Search the listing below for the word "freehand" and copy each line that holds it.

Data items
^^^^^^^^^^^^^^^^
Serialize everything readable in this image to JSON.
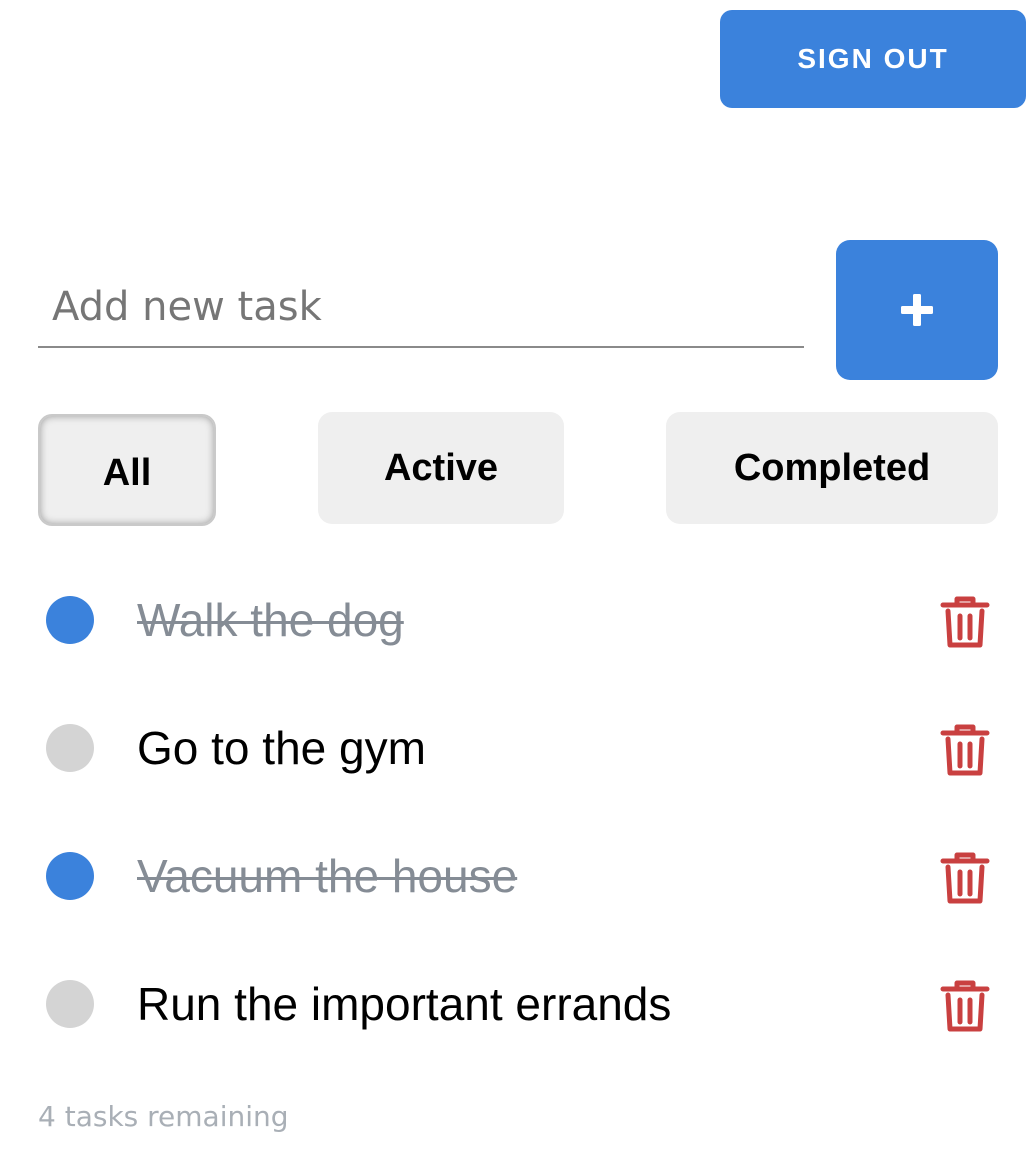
{
  "header": {
    "sign_out_label": "SIGN OUT"
  },
  "composer": {
    "placeholder": "Add new task",
    "value": "",
    "add_icon": "plus-icon"
  },
  "filters": {
    "selected": "All",
    "all_label": "All",
    "active_label": "Active",
    "completed_label": "Completed"
  },
  "tasks": [
    {
      "text": "Walk the dog",
      "completed": true
    },
    {
      "text": "Go to the gym",
      "completed": false
    },
    {
      "text": "Vacuum the house",
      "completed": true
    },
    {
      "text": "Run the important errands",
      "completed": false
    }
  ],
  "footer": {
    "remaining_text": "4 tasks remaining"
  },
  "colors": {
    "accent": "#3b82dc",
    "delete": "#c94040",
    "unchecked": "#d4d4d4",
    "completed_text": "#858c95"
  },
  "icons": {
    "delete": "trash-icon",
    "add": "plus-icon"
  }
}
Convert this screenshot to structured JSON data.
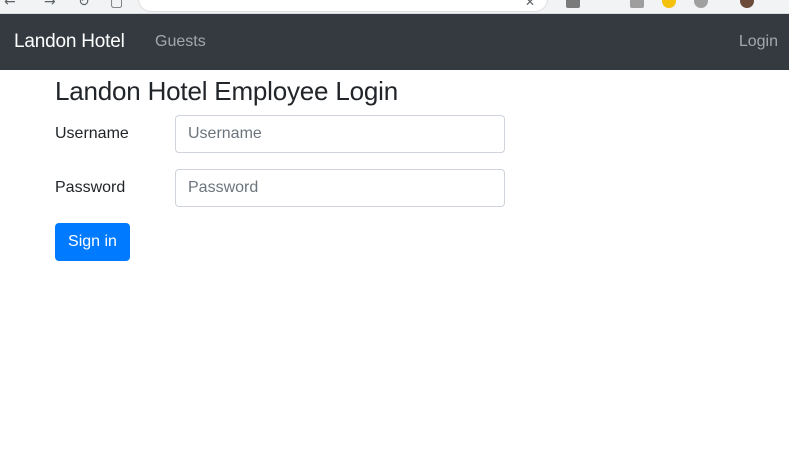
{
  "navbar": {
    "brand": "Landon Hotel",
    "guests": "Guests",
    "login": "Login"
  },
  "page": {
    "title": "Landon Hotel Employee Login"
  },
  "form": {
    "username_label": "Username",
    "username_placeholder": "Username",
    "password_label": "Password",
    "password_placeholder": "Password",
    "submit_label": "Sign in"
  },
  "browser": {
    "icons": [
      "back-arrow-icon",
      "forward-arrow-icon",
      "reload-icon",
      "bookmark-icon",
      "clear-url-icon",
      "extension-icon",
      "avatar"
    ]
  },
  "colors": {
    "navbar_bg": "#343a40",
    "primary": "#007bff"
  }
}
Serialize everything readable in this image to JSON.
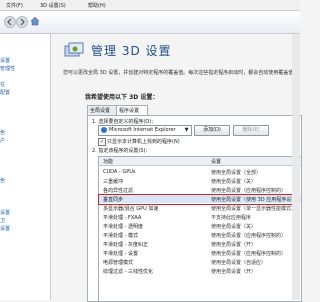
{
  "menubar": {
    "items": [
      "文件(F)",
      "3D 设置(S)",
      "帮助(H)"
    ]
  },
  "sidebar": {
    "items": [
      "设置",
      "管理性",
      "在",
      "配置",
      "色",
      "户",
      "",
      "色",
      "",
      "设置",
      "卫",
      "设置"
    ]
  },
  "main": {
    "title": "管理 3D 设置",
    "description": "您可以更改全局 3D 设置，并创建对特定程序的覆盖值。每次这些指定程序启动时，都会自动使用覆盖值。",
    "section_heading": "我希望使用以下 3D 设置：",
    "tabs": [
      "全局设置",
      "程序设置"
    ],
    "step1_label": "1. 选择要自定义的程序(O)：",
    "program_selected": "Microsoft Internet Explorer",
    "add_label": "添加(D)",
    "remove_label": "删除(E)",
    "checkbox_checked": "✓",
    "only_show_label": "只显示本计算机上找到的程序(N)",
    "step2_label": "2. 指定该程序的设置(S)：",
    "col_feature": "功能",
    "col_setting": "设置",
    "rows": [
      {
        "feature": "CUDA - GPUs",
        "setting": "使用全局设置（全部）"
      },
      {
        "feature": "三重缓冲",
        "setting": "使用全局设置（关）"
      },
      {
        "feature": "各向异性过滤",
        "setting": "使用全局设置（应用程序控制的）"
      },
      {
        "feature": "垂直同步",
        "setting": "使用全局设置（使用 3D 应用程序设置）"
      },
      {
        "feature": "多显示器/混合 GPU 加速",
        "setting": "使用全局设置（单一显示器性能模式）"
      },
      {
        "feature": "平滑处理 - FXAA",
        "setting": "不支持此应用程序"
      },
      {
        "feature": "平滑处理 - 透明度",
        "setting": "使用全局设置（关）"
      },
      {
        "feature": "平滑处理 - 模式",
        "setting": "使用全局设置（应用程序控制的）"
      },
      {
        "feature": "平滑处理 - 灰度纠正",
        "setting": "使用全局设置（开）"
      },
      {
        "feature": "平滑处理 - 设置",
        "setting": "使用全局设置（应用程序控制的）"
      },
      {
        "feature": "电源管理模式",
        "setting": "使用全局设置（自适应）"
      },
      {
        "feature": "纹理过滤 - 三线性优化",
        "setting": "使用全局设置（开）"
      }
    ],
    "selected_row_feature": "垂直同步",
    "selected_row_setting": "使用全局设置（使用 3D 应用程序设置）"
  }
}
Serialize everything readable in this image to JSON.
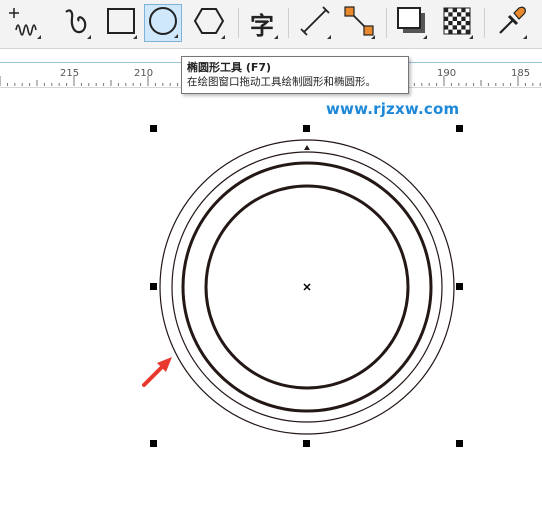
{
  "toolbar": {
    "tools": [
      {
        "name": "freehand-tool",
        "icon": "freehand-icon"
      },
      {
        "name": "artistic-media-tool",
        "icon": "spiral-icon"
      },
      {
        "name": "rectangle-tool",
        "icon": "rectangle-icon"
      },
      {
        "name": "ellipse-tool",
        "icon": "ellipse-icon",
        "active": true
      },
      {
        "name": "polygon-tool",
        "icon": "hexagon-icon"
      },
      {
        "name": "text-tool",
        "icon": "text-icon",
        "glyph": "字"
      },
      {
        "name": "dimension-tool",
        "icon": "dimension-line-icon"
      },
      {
        "name": "connector-tool",
        "icon": "connector-icon"
      },
      {
        "name": "drop-shadow-tool",
        "icon": "drop-shadow-icon"
      },
      {
        "name": "transparency-tool",
        "icon": "checkerboard-icon"
      },
      {
        "name": "eyedropper-tool",
        "icon": "eyedropper-icon"
      }
    ]
  },
  "ruler": {
    "labels": [
      "215",
      "210",
      "190",
      "185"
    ]
  },
  "tooltip": {
    "title": "椭圆形工具 (F7)",
    "description": "在绘图窗口拖动工具绘制圆形和椭圆形。"
  },
  "watermark": {
    "text": "www.rjzxw.com"
  },
  "colors": {
    "active_tool_bg": "#cfe8fb",
    "ruler_accent": "#9bc4dd",
    "circle_stroke": "#231815",
    "arrow": "#e8392f",
    "watermark": "#1e88d8"
  }
}
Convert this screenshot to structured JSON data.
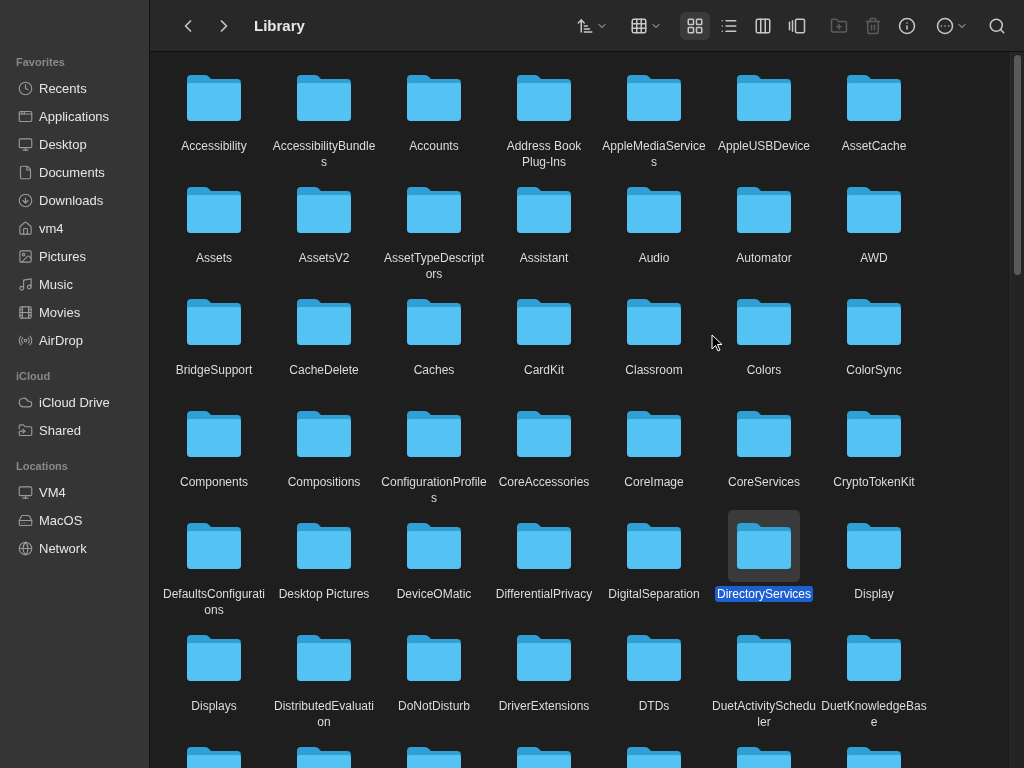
{
  "sidebar": {
    "sections": [
      {
        "heading": "Favorites",
        "items": [
          {
            "label": "Recents"
          },
          {
            "label": "Applications"
          },
          {
            "label": "Desktop"
          },
          {
            "label": "Documents"
          },
          {
            "label": "Downloads"
          },
          {
            "label": "vm4"
          },
          {
            "label": "Pictures"
          },
          {
            "label": "Music"
          },
          {
            "label": "Movies"
          },
          {
            "label": "AirDrop"
          }
        ]
      },
      {
        "heading": "iCloud",
        "items": [
          {
            "label": "iCloud Drive"
          },
          {
            "label": "Shared"
          }
        ]
      },
      {
        "heading": "Locations",
        "items": [
          {
            "label": "VM4"
          },
          {
            "label": "MacOS"
          },
          {
            "label": "Network"
          }
        ]
      }
    ]
  },
  "toolbar": {
    "title": "Library",
    "view_modes": [
      {
        "selected": true
      },
      {
        "selected": false
      },
      {
        "selected": false
      },
      {
        "selected": false
      }
    ],
    "actions": [
      {
        "disabled": true
      },
      {
        "disabled": true
      },
      {
        "disabled": false
      }
    ]
  },
  "folders": [
    {
      "kind": "folder",
      "name": "Accessibility",
      "selected": false
    },
    {
      "kind": "folder",
      "name": "AccessibilityBundles",
      "selected": false
    },
    {
      "kind": "folder",
      "name": "Accounts",
      "selected": false
    },
    {
      "kind": "folder",
      "name": "Address Book Plug-Ins",
      "selected": false
    },
    {
      "kind": "folder",
      "name": "AppleMediaServices",
      "selected": false
    },
    {
      "kind": "folder",
      "name": "AppleUSBDevice",
      "selected": false
    },
    {
      "kind": "folder",
      "name": "AssetCache",
      "selected": false
    },
    {
      "kind": "folder",
      "name": "Assets",
      "selected": false
    },
    {
      "kind": "folder",
      "name": "AssetsV2",
      "selected": false
    },
    {
      "kind": "folder",
      "name": "AssetTypeDescriptors",
      "selected": false
    },
    {
      "kind": "folder",
      "name": "Assistant",
      "selected": false
    },
    {
      "kind": "folder",
      "name": "Audio",
      "selected": false
    },
    {
      "kind": "folder",
      "name": "Automator",
      "selected": false
    },
    {
      "kind": "folder",
      "name": "AWD",
      "selected": false
    },
    {
      "kind": "folder",
      "name": "BridgeSupport",
      "selected": false
    },
    {
      "kind": "folder",
      "name": "CacheDelete",
      "selected": false
    },
    {
      "kind": "folder",
      "name": "Caches",
      "selected": false
    },
    {
      "kind": "folder",
      "name": "CardKit",
      "selected": false
    },
    {
      "kind": "folder",
      "name": "Classroom",
      "selected": false
    },
    {
      "kind": "folder",
      "name": "Colors",
      "selected": false
    },
    {
      "kind": "folder",
      "name": "ColorSync",
      "selected": false
    },
    {
      "kind": "folder",
      "name": "Components",
      "selected": false
    },
    {
      "kind": "folder",
      "name": "Compositions",
      "selected": false
    },
    {
      "kind": "folder",
      "name": "ConfigurationProfiles",
      "selected": false
    },
    {
      "kind": "folder",
      "name": "CoreAccessories",
      "selected": false
    },
    {
      "kind": "folder",
      "name": "CoreImage",
      "selected": false
    },
    {
      "kind": "folder",
      "name": "CoreServices",
      "selected": false
    },
    {
      "kind": "folder",
      "name": "CryptoTokenKit",
      "selected": false
    },
    {
      "kind": "folder",
      "name": "DefaultsConfigurations",
      "selected": false
    },
    {
      "kind": "folder",
      "name": "Desktop Pictures",
      "selected": false
    },
    {
      "kind": "folder",
      "name": "DeviceOMatic",
      "selected": false
    },
    {
      "kind": "folder",
      "name": "DifferentialPrivacy",
      "selected": false
    },
    {
      "kind": "folder",
      "name": "DigitalSeparation",
      "selected": false
    },
    {
      "kind": "folder",
      "name": "DirectoryServices",
      "selected": true
    },
    {
      "kind": "folder",
      "name": "Display",
      "selected": false
    },
    {
      "kind": "folder",
      "name": "Displays",
      "selected": false
    },
    {
      "kind": "folder",
      "name": "DistributedEvaluation",
      "selected": false
    },
    {
      "kind": "folder",
      "name": "DoNotDisturb",
      "selected": false
    },
    {
      "kind": "folder",
      "name": "DriverExtensions",
      "selected": false
    },
    {
      "kind": "folder",
      "name": "DTDs",
      "selected": false
    },
    {
      "kind": "folder",
      "name": "DuetActivityScheduler",
      "selected": false
    },
    {
      "kind": "folder",
      "name": "DuetKnowledgeBase",
      "selected": false
    },
    {
      "kind": "folder"
    },
    {
      "kind": "folder"
    },
    {
      "kind": "folder"
    },
    {
      "kind": "folder"
    },
    {
      "kind": "folder"
    },
    {
      "kind": "folder"
    },
    {
      "kind": "folder"
    }
  ]
}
^^^^^^^^^^^^^^^^
RESULT OF THIS TASK>
        "name": "freehand-tool",
        "icon": "freehand-icon"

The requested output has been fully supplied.